Metrics Reference

PREVIEW

These metrics are automatically collected by DC/OS.

Node

CPU and memory metrics

Metric Description
cpu.cores Percentage of cores used.
cpu.idle Percentage of CPUs idle.
cpu.system Percentage of system used.
cpu.total Percentage of CPUs used.
cpu.user Percentage of CPU used by the user.
cpu.wait Percentage idle while waiting for an operation to complete.
load.1min Load average for the past minute.
load.5min Load average for the past 5 minutes.
load.15min Load average for the past 15 minutes.
memory.buffers Number of memory buffers.
memory.cached Amount of cached memory.
memory.free Amount of free memory in bytes.
memory.total Total memory in bytes.
process.count Number of processes that are running.
swap.free Amount of free swap space.
swap.total Total swap space.
swap.used Amount of swap space used.
system.uptime The system reliability and load average.

Filesystem metrics

Metric Description
filesystem.capacity.free Amount of available capacity in bytes.
filesystem.capacity.total Total capacity in bytes.
filesystem.capacity.used Capacity used in bytes.
filesystem.inode.free Amount of available inodes in bytes.
filesystem.inode.total Total inodes in bytes.
filesystem.inode.used Inodes used in bytes.

Note: The tag path is automatically populated based on the mount path of the local filesystem (e.g., /, /boot, etc).

Network interface metrics

Metric Description
network.in.bytes Number of bytes downloaded.

◆ **INSTRUCTIONS FOR THE TASK**
In the metrics reference, what does the metric load.5min describe?

◆ **MATERIAL PROVIDED**
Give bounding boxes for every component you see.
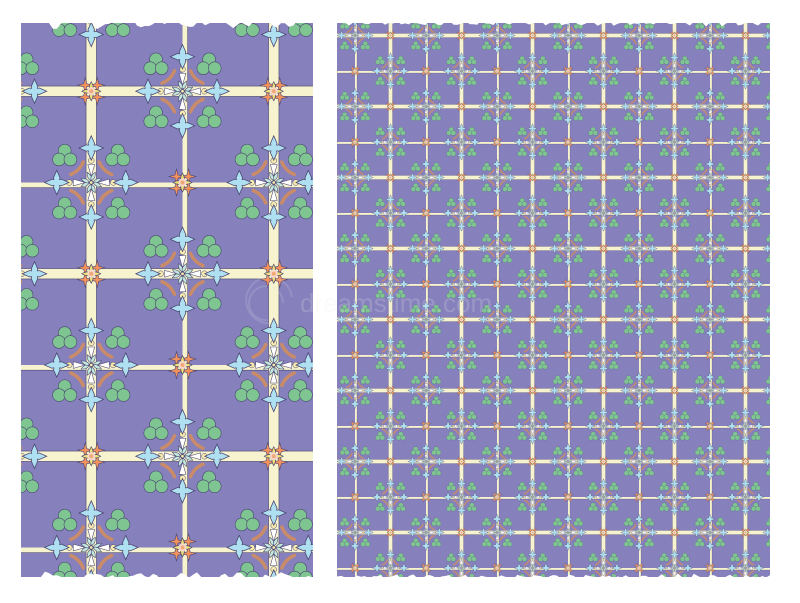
svg-text:dreamstime.com: dreamstime.com [300, 288, 492, 318]
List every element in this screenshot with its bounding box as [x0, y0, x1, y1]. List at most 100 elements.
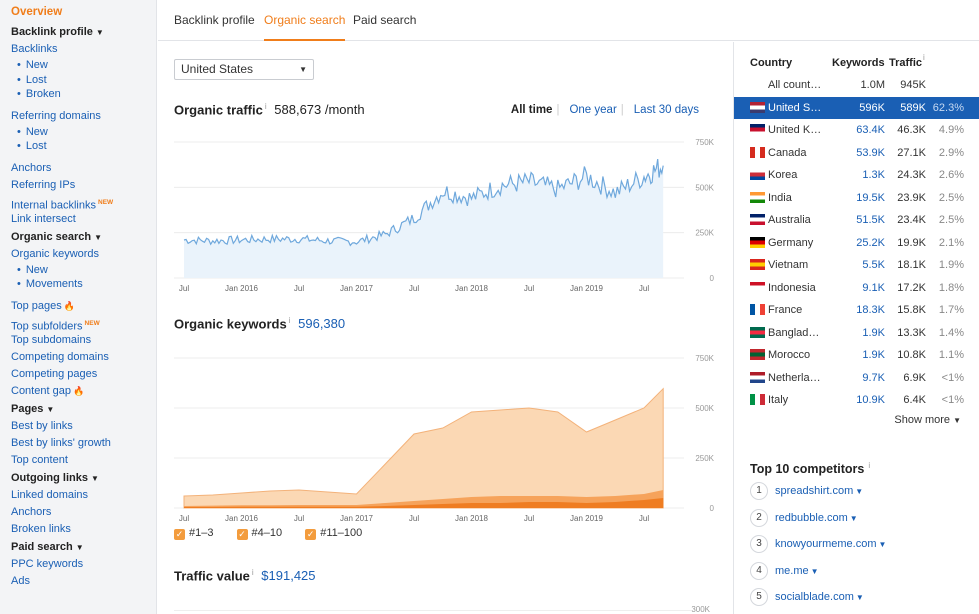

◆ **RESPONSE**
The load average for the past 5 minutes.